* **Exercise goal**
Collect from the data below each line with "document".

Saved data entries
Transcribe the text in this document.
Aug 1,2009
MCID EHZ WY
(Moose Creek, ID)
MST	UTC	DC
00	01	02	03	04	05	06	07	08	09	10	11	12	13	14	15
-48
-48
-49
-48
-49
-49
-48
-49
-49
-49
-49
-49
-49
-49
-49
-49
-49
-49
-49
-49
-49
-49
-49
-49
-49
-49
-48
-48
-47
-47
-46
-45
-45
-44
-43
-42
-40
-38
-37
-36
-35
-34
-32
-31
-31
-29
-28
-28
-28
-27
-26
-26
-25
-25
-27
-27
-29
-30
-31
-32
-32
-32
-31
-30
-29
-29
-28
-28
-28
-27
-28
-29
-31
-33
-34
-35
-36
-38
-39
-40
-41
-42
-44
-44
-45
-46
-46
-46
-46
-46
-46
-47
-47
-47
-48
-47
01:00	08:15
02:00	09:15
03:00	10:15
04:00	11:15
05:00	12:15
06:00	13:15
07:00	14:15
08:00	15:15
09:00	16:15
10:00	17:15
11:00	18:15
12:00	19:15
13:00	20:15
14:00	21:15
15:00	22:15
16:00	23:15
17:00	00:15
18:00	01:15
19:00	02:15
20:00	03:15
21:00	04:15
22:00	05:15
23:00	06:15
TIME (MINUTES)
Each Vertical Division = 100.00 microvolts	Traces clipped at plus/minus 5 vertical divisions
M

--

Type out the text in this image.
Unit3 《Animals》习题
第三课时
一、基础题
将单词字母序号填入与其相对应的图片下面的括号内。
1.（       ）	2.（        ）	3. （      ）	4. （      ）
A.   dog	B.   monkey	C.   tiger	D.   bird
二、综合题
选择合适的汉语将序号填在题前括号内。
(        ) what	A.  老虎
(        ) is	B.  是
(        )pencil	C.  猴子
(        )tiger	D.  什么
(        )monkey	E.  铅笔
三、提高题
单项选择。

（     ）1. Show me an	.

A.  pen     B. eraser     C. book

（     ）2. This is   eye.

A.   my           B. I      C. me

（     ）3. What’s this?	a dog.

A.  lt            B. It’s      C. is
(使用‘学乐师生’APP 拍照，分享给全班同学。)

--

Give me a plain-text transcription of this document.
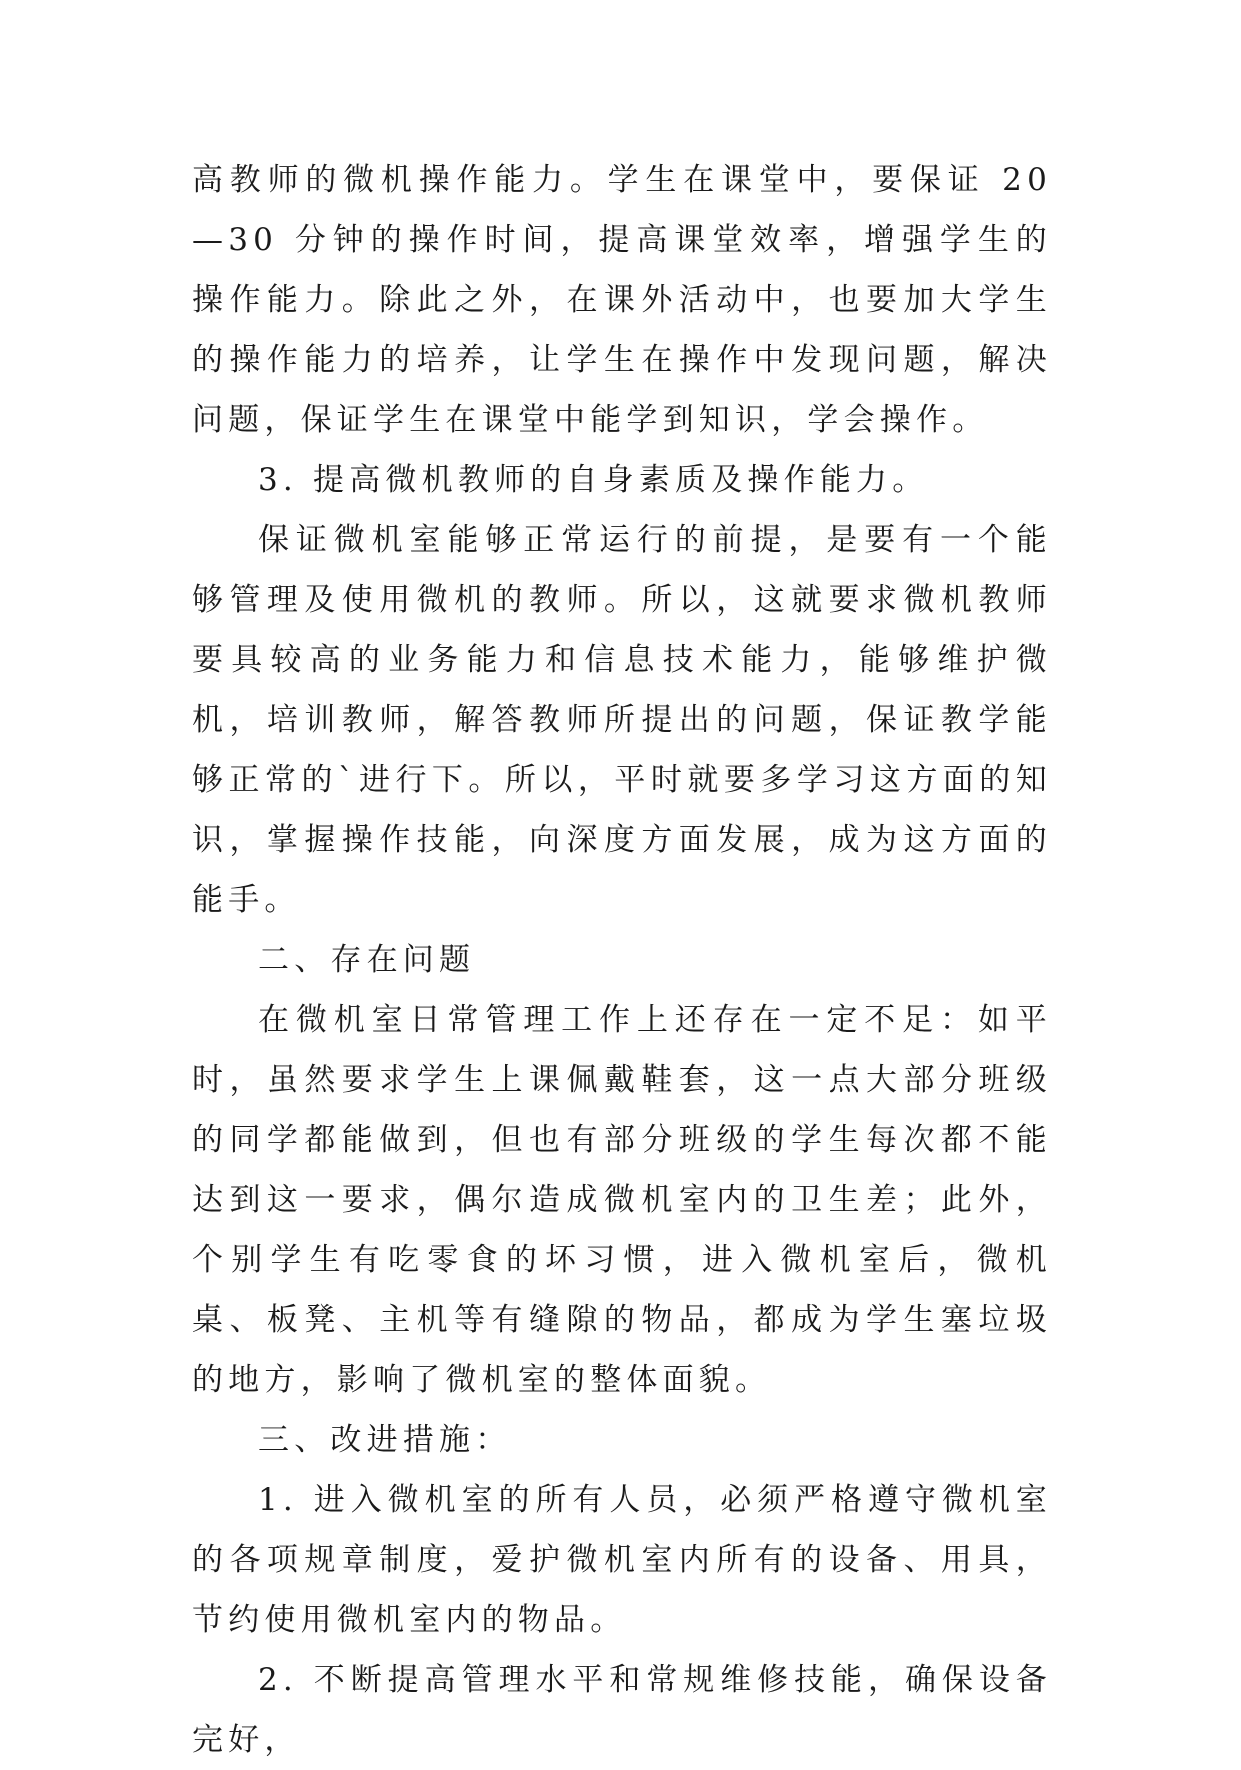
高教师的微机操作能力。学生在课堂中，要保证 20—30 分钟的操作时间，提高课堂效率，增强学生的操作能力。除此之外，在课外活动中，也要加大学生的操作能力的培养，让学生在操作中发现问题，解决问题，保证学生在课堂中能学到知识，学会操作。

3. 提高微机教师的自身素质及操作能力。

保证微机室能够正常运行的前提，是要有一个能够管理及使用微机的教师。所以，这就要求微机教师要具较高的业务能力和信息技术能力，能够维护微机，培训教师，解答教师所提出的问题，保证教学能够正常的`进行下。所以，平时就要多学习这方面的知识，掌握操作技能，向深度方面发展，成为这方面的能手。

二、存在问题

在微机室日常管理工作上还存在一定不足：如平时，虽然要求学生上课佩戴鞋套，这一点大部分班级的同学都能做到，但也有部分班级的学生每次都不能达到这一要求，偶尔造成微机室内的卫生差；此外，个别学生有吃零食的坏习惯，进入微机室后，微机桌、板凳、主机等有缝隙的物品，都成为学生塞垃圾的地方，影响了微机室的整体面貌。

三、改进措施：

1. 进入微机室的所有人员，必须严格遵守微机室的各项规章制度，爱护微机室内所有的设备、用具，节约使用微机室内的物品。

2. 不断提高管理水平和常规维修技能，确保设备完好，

* **Written solution**
Transcribe the text in this document.
Give me a plain-text transcription of this document.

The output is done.